GOAL OF THE EXERCISE
Write every entry out again exactly, please, and skip the pictures.
Start RECORDS TO PROCESS
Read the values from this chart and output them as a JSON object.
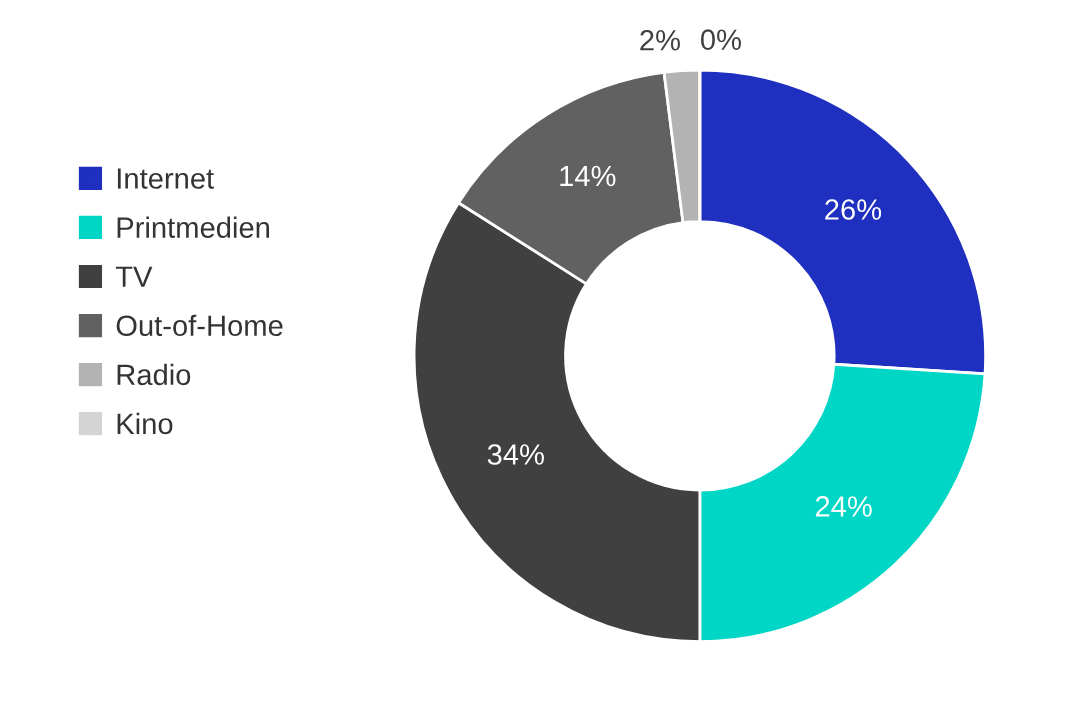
{
  "chart_data": {
    "type": "donut",
    "categories": [
      "Internet",
      "Printmedien",
      "TV",
      "Out-of-Home",
      "Radio",
      "Kino"
    ],
    "values": [
      26,
      24,
      34,
      14,
      2,
      0
    ],
    "value_labels": [
      "26%",
      "24%",
      "34%",
      "14%",
      "2%",
      "0%"
    ],
    "colors": [
      "#1f2fbf",
      "#00d6c6",
      "#404040",
      "#616161",
      "#b3b3b3",
      "#d4d4d4"
    ],
    "legend": "left"
  }
}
End RECORDS TO PROCESS
SOLUTION TO THIS EXERCISE
Read the values from this chart and output them as a JSON object.
{
  "chart_data": {
    "type": "donut",
    "categories": [
      "Internet",
      "Printmedien",
      "TV",
      "Out-of-Home",
      "Radio",
      "Kino"
    ],
    "values": [
      26,
      24,
      34,
      14,
      2,
      0
    ],
    "value_labels": [
      "26%",
      "24%",
      "34%",
      "14%",
      "2%",
      "0%"
    ],
    "colors": [
      "#1f2fbf",
      "#00d6c6",
      "#404040",
      "#616161",
      "#b3b3b3",
      "#d4d4d4"
    ],
    "legend": "left"
  }
}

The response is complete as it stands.